(Source records)
....
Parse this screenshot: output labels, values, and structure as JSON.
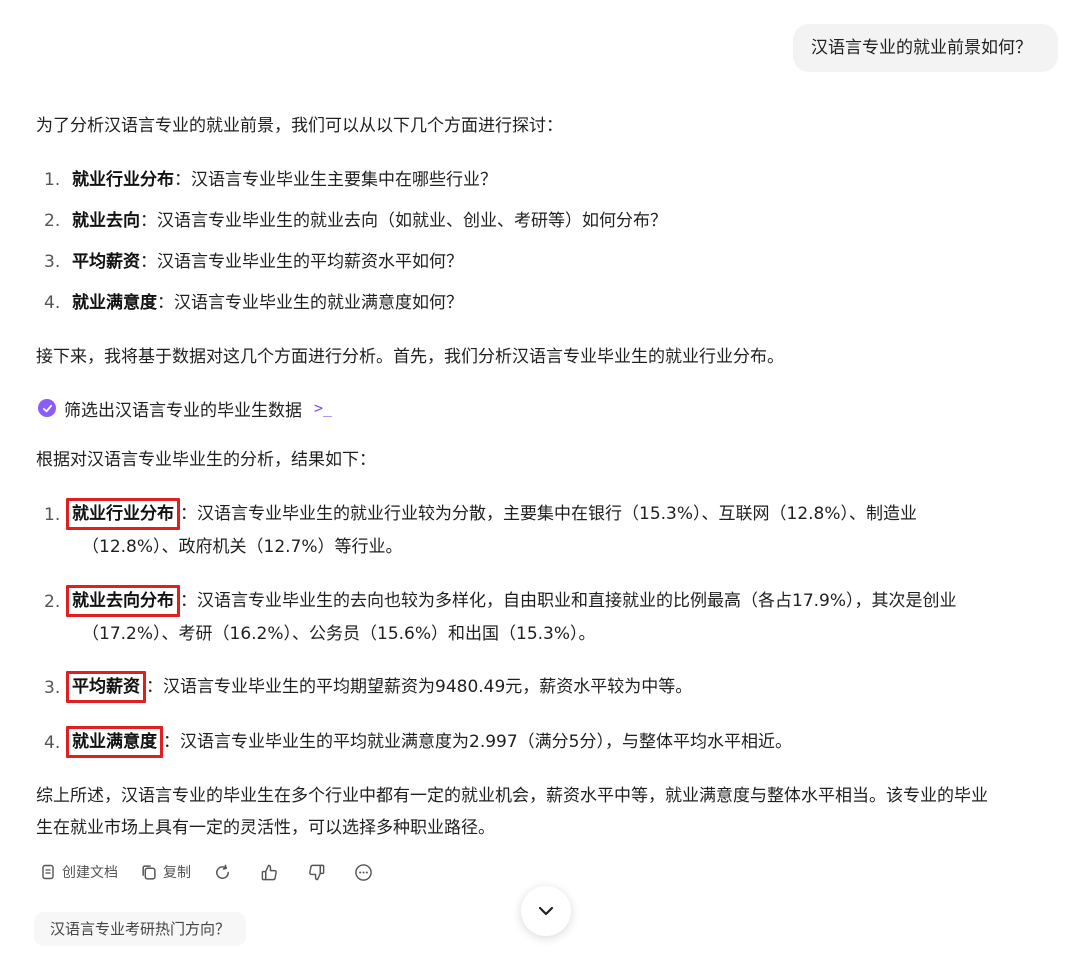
{
  "user_message": "汉语言专业的就业前景如何？",
  "intro": "为了分析汉语言专业的就业前景，我们可以从以下几个方面进行探讨：",
  "plan_items": [
    {
      "num": "1.",
      "bold": "就业行业分布",
      "text": "：汉语言专业毕业生主要集中在哪些行业？"
    },
    {
      "num": "2.",
      "bold": "就业去向",
      "text": "：汉语言专业毕业生的就业去向（如就业、创业、考研等）如何分布？"
    },
    {
      "num": "3.",
      "bold": "平均薪资",
      "text": "：汉语言专业毕业生的平均薪资水平如何？"
    },
    {
      "num": "4.",
      "bold": "就业满意度",
      "text": "：汉语言专业毕业生的就业满意度如何？"
    }
  ],
  "next_step": "接下来，我将基于数据对这几个方面进行分析。首先，我们分析汉语言专业毕业生的就业行业分布。",
  "tool_call": {
    "label": "筛选出汉语言专业的毕业生数据",
    "icon": "check-icon",
    "terminal_icon": "terminal-icon"
  },
  "result_intro": "根据对汉语言专业毕业生的分析，结果如下：",
  "results": [
    {
      "num": "1.",
      "bold": "就业行业分布",
      "line1": "：汉语言专业毕业生的就业行业较为分散，主要集中在银行（15.3%）、互联网（12.8%）、制造业",
      "line2": "（12.8%）、政府机关（12.7%）等行业。"
    },
    {
      "num": "2.",
      "bold": "就业去向分布",
      "line1": "：汉语言专业毕业生的去向也较为多样化，自由职业和直接就业的比例最高（各占17.9%），其次是创业",
      "line2": "（17.2%）、考研（16.2%）、公务员（15.6%）和出国（15.3%）。"
    },
    {
      "num": "3.",
      "bold": "平均薪资",
      "line1": "：汉语言专业毕业生的平均期望薪资为9480.49元，薪资水平较为中等。",
      "line2": ""
    },
    {
      "num": "4.",
      "bold": "就业满意度",
      "line1": "：汉语言专业毕业生的平均就业满意度为2.997（满分5分），与整体平均水平相近。",
      "line2": ""
    }
  ],
  "summary": {
    "line1": "综上所述，汉语言专业的毕业生在多个行业中都有一定的就业机会，薪资水平中等，就业满意度与整体水平相当。该专业的毕业",
    "line2": "生在就业市场上具有一定的灵活性，可以选择多种职业路径。"
  },
  "actions": {
    "create_doc": "创建文档",
    "copy": "复制",
    "regenerate_icon": "refresh-icon",
    "like_icon": "thumbs-up-icon",
    "dislike_icon": "thumbs-down-icon",
    "more_icon": "more-icon"
  },
  "suggestion": "汉语言专业考研热门方向？",
  "colors": {
    "highlight_box": "#e02020",
    "tool_accent": "#8b5cf6"
  }
}
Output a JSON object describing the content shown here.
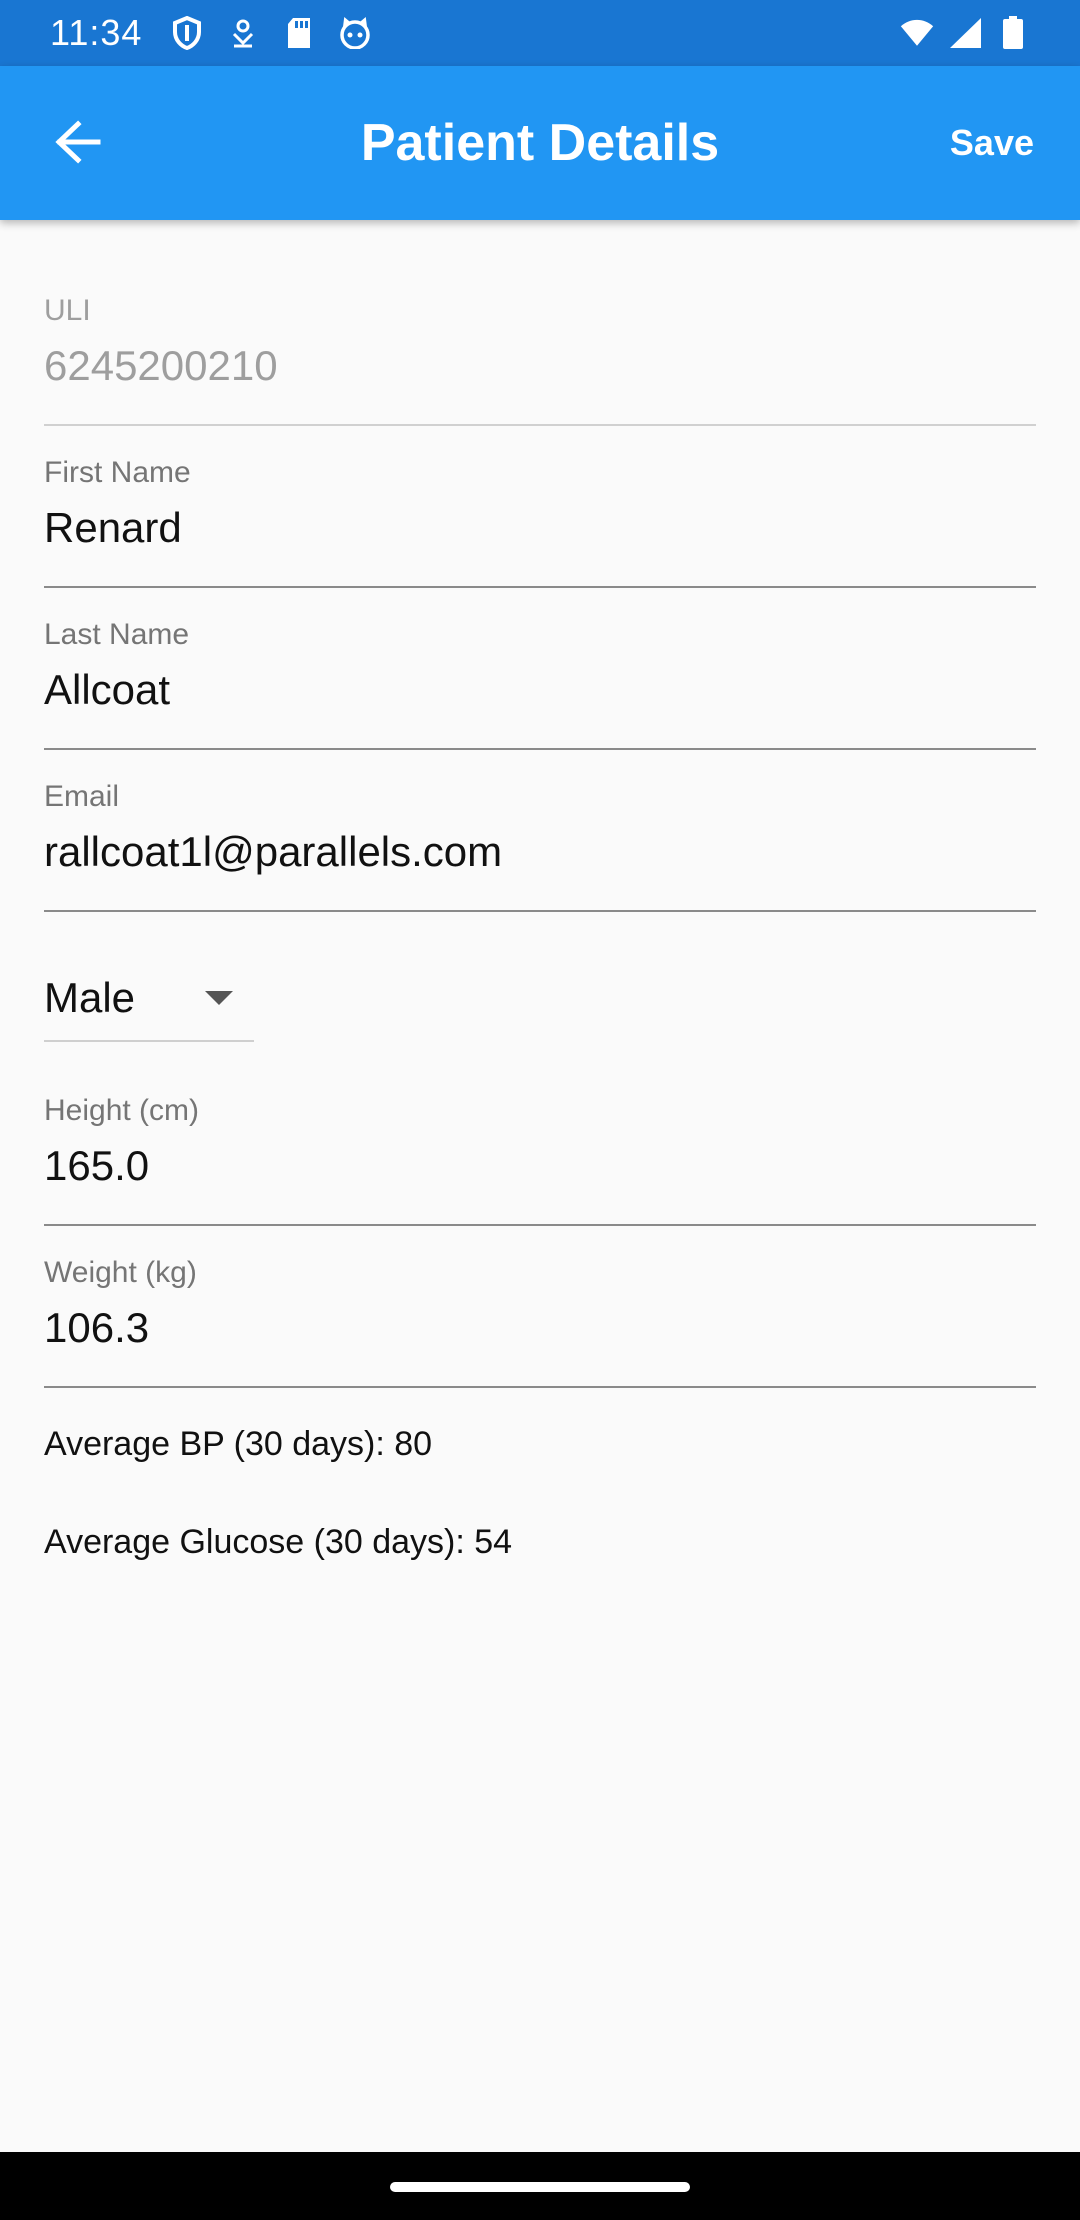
{
  "status_bar": {
    "time": "11:34",
    "icons_left": [
      "shield-icon",
      "download-icon",
      "sd-card-icon",
      "cat-face-icon"
    ],
    "icons_right": [
      "wifi-icon",
      "cell-signal-icon",
      "battery-icon"
    ]
  },
  "app_bar": {
    "title": "Patient Details",
    "save_label": "Save",
    "back_icon": "arrow-left-icon",
    "color": "#2196f3",
    "status_color": "#1976d2"
  },
  "form": {
    "uli": {
      "label": "ULI",
      "value": "6245200210"
    },
    "first_name": {
      "label": "First Name",
      "value": "Renard"
    },
    "last_name": {
      "label": "Last Name",
      "value": "Allcoat"
    },
    "email": {
      "label": "Email",
      "value": "rallcoat1l@parallels.com"
    },
    "gender": {
      "value": "Male"
    },
    "height": {
      "label": "Height (cm)",
      "value": "165.0"
    },
    "weight": {
      "label": "Weight (kg)",
      "value": "106.3"
    }
  },
  "stats": {
    "avg_bp": "Average BP (30 days): 80",
    "avg_glucose": "Average Glucose (30 days): 54"
  }
}
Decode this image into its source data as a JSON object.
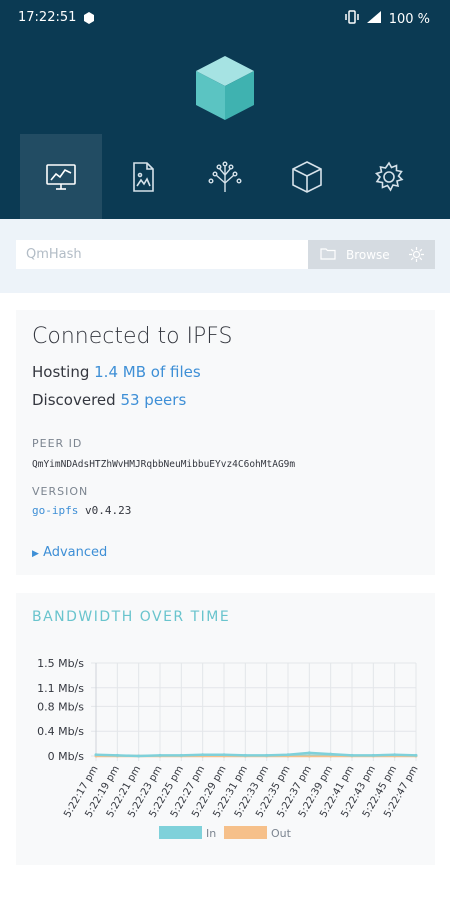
{
  "status": {
    "time": "17:22:51",
    "battery": "100 %"
  },
  "search": {
    "placeholder": "QmHash",
    "browse_label": "Browse"
  },
  "status_card": {
    "title": "Connected to IPFS",
    "hosting_prefix": "Hosting",
    "hosting_link": "1.4 MB of files",
    "discovered_prefix": "Discovered",
    "discovered_link": "53 peers",
    "peer_id_label": "PEER ID",
    "peer_id": "QmYimNDAdsHTZhWvHMJRqbbNeuMibbuEYvz4C6ohMtAG9m",
    "version_label": "VERSION",
    "version_name": "go-ipfs",
    "version_number": "v0.4.23",
    "advanced_label": "Advanced"
  },
  "chart_data": {
    "type": "area",
    "title": "BANDWIDTH OVER TIME",
    "y_ticks": [
      "1.5 Mb/s",
      "1.1 Mb/s",
      "0.8 Mb/s",
      "0.4 Mb/s",
      "0 Mb/s"
    ],
    "ylim": [
      0,
      1.5
    ],
    "categories": [
      "5:22:17 pm",
      "5:22:19 pm",
      "5:22:21 pm",
      "5:22:23 pm",
      "5:22:25 pm",
      "5:22:27 pm",
      "5:22:29 pm",
      "5:22:31 pm",
      "5:22:33 pm",
      "5:22:35 pm",
      "5:22:37 pm",
      "5:22:39 pm",
      "5:22:41 pm",
      "5:22:43 pm",
      "5:22:45 pm",
      "5:22:47 pm"
    ],
    "series": [
      {
        "name": "In",
        "color": "#7fd1da",
        "values": [
          0.02,
          0.01,
          0,
          0.01,
          0.01,
          0.02,
          0.02,
          0.01,
          0.01,
          0.02,
          0.05,
          0.03,
          0.01,
          0.01,
          0.02,
          0.01
        ]
      },
      {
        "name": "Out",
        "color": "#f6c08a",
        "values": [
          0,
          0,
          0,
          0,
          0,
          0,
          0,
          0,
          0,
          0,
          0,
          0,
          0,
          0,
          0,
          0
        ]
      }
    ],
    "grid": true,
    "legend": "bottom"
  }
}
....
§ **Requirement**
Return the full material word for word. Do not include the pictures.

§ **Answer**
Parse this screenshot: output labels, values, and structure as JSON.
{
  "user_message": "汉语言专业的就业前景如何？",
  "intro": "为了分析汉语言专业的就业前景，我们可以从以下几个方面进行探讨：",
  "plan_items": [
    {
      "num": "1.",
      "bold": "就业行业分布",
      "text": "：汉语言专业毕业生主要集中在哪些行业？"
    },
    {
      "num": "2.",
      "bold": "就业去向",
      "text": "：汉语言专业毕业生的就业去向（如就业、创业、考研等）如何分布？"
    },
    {
      "num": "3.",
      "bold": "平均薪资",
      "text": "：汉语言专业毕业生的平均薪资水平如何？"
    },
    {
      "num": "4.",
      "bold": "就业满意度",
      "text": "：汉语言专业毕业生的就业满意度如何？"
    }
  ],
  "next_step": "接下来，我将基于数据对这几个方面进行分析。首先，我们分析汉语言专业毕业生的就业行业分布。",
  "tool_call": {
    "label": "筛选出汉语言专业的毕业生数据",
    "icon": "check-icon",
    "terminal_icon": "terminal-icon"
  },
  "result_intro": "根据对汉语言专业毕业生的分析，结果如下：",
  "results": [
    {
      "num": "1.",
      "bold": "就业行业分布",
      "line1": "：汉语言专业毕业生的就业行业较为分散，主要集中在银行（15.3%）、互联网（12.8%）、制造业",
      "line2": "（12.8%）、政府机关（12.7%）等行业。"
    },
    {
      "num": "2.",
      "bold": "就业去向分布",
      "line1": "：汉语言专业毕业生的去向也较为多样化，自由职业和直接就业的比例最高（各占17.9%），其次是创业",
      "line2": "（17.2%）、考研（16.2%）、公务员（15.6%）和出国（15.3%）。"
    },
    {
      "num": "3.",
      "bold": "平均薪资",
      "line1": "：汉语言专业毕业生的平均期望薪资为9480.49元，薪资水平较为中等。",
      "line2": ""
    },
    {
      "num": "4.",
      "bold": "就业满意度",
      "line1": "：汉语言专业毕业生的平均就业满意度为2.997（满分5分），与整体平均水平相近。",
      "line2": ""
    }
  ],
  "summary": {
    "line1": "综上所述，汉语言专业的毕业生在多个行业中都有一定的就业机会，薪资水平中等，就业满意度与整体水平相当。该专业的毕业",
    "line2": "生在就业市场上具有一定的灵活性，可以选择多种职业路径。"
  },
  "actions": {
    "create_doc": "创建文档",
    "copy": "复制",
    "regenerate_icon": "refresh-icon",
    "like_icon": "thumbs-up-icon",
    "dislike_icon": "thumbs-down-icon",
    "more_icon": "more-icon"
  },
  "suggestion": "汉语言专业考研热门方向？",
  "colors": {
    "highlight_box": "#e02020",
    "tool_accent": "#8b5cf6"
  }
}
Output a JSON object describing the content shown here.
{
  "status_bar": {
    "time": "11:34",
    "icons_left": [
      "shield-icon",
      "download-icon",
      "sd-card-icon",
      "cat-face-icon"
    ],
    "icons_right": [
      "wifi-icon",
      "cell-signal-icon",
      "battery-icon"
    ]
  },
  "app_bar": {
    "title": "Patient Details",
    "save_label": "Save",
    "back_icon": "arrow-left-icon",
    "color": "#2196f3",
    "status_color": "#1976d2"
  },
  "form": {
    "uli": {
      "label": "ULI",
      "value": "6245200210"
    },
    "first_name": {
      "label": "First Name",
      "value": "Renard"
    },
    "last_name": {
      "label": "Last Name",
      "value": "Allcoat"
    },
    "email": {
      "label": "Email",
      "value": "rallcoat1l@parallels.com"
    },
    "gender": {
      "value": "Male"
    },
    "height": {
      "label": "Height (cm)",
      "value": "165.0"
    },
    "weight": {
      "label": "Weight (kg)",
      "value": "106.3"
    }
  },
  "stats": {
    "avg_bp": "Average BP (30 days): 80",
    "avg_glucose": "Average Glucose (30 days): 54"
  }
}
Decode this image into its source data as a JSON object.
{
  "status": {
    "time": "17:22:51",
    "battery": "100 %"
  },
  "search": {
    "placeholder": "QmHash",
    "browse_label": "Browse"
  },
  "status_card": {
    "title": "Connected to IPFS",
    "hosting_prefix": "Hosting",
    "hosting_link": "1.4 MB of files",
    "discovered_prefix": "Discovered",
    "discovered_link": "53 peers",
    "peer_id_label": "PEER ID",
    "peer_id": "QmYimNDAdsHTZhWvHMJRqbbNeuMibbuEYvz4C6ohMtAG9m",
    "version_label": "VERSION",
    "version_name": "go-ipfs",
    "version_number": "v0.4.23",
    "advanced_label": "Advanced"
  },
  "chart_data": {
    "type": "area",
    "title": "BANDWIDTH OVER TIME",
    "y_ticks": [
      "1.5 Mb/s",
      "1.1 Mb/s",
      "0.8 Mb/s",
      "0.4 Mb/s",
      "0 Mb/s"
    ],
    "ylim": [
      0,
      1.5
    ],
    "categories": [
      "5:22:17 pm",
      "5:22:19 pm",
      "5:22:21 pm",
      "5:22:23 pm",
      "5:22:25 pm",
      "5:22:27 pm",
      "5:22:29 pm",
      "5:22:31 pm",
      "5:22:33 pm",
      "5:22:35 pm",
      "5:22:37 pm",
      "5:22:39 pm",
      "5:22:41 pm",
      "5:22:43 pm",
      "5:22:45 pm",
      "5:22:47 pm"
    ],
    "series": [
      {
        "name": "In",
        "color": "#7fd1da",
        "values": [
          0.02,
          0.01,
          0,
          0.01,
          0.01,
          0.02,
          0.02,
          0.01,
          0.01,
          0.02,
          0.05,
          0.03,
          0.01,
          0.01,
          0.02,
          0.01
        ]
      },
      {
        "name": "Out",
        "color": "#f6c08a",
        "values": [
          0,
          0,
          0,
          0,
          0,
          0,
          0,
          0,
          0,
          0,
          0,
          0,
          0,
          0,
          0,
          0
        ]
      }
    ],
    "grid": true,
    "legend": "bottom"
  }
}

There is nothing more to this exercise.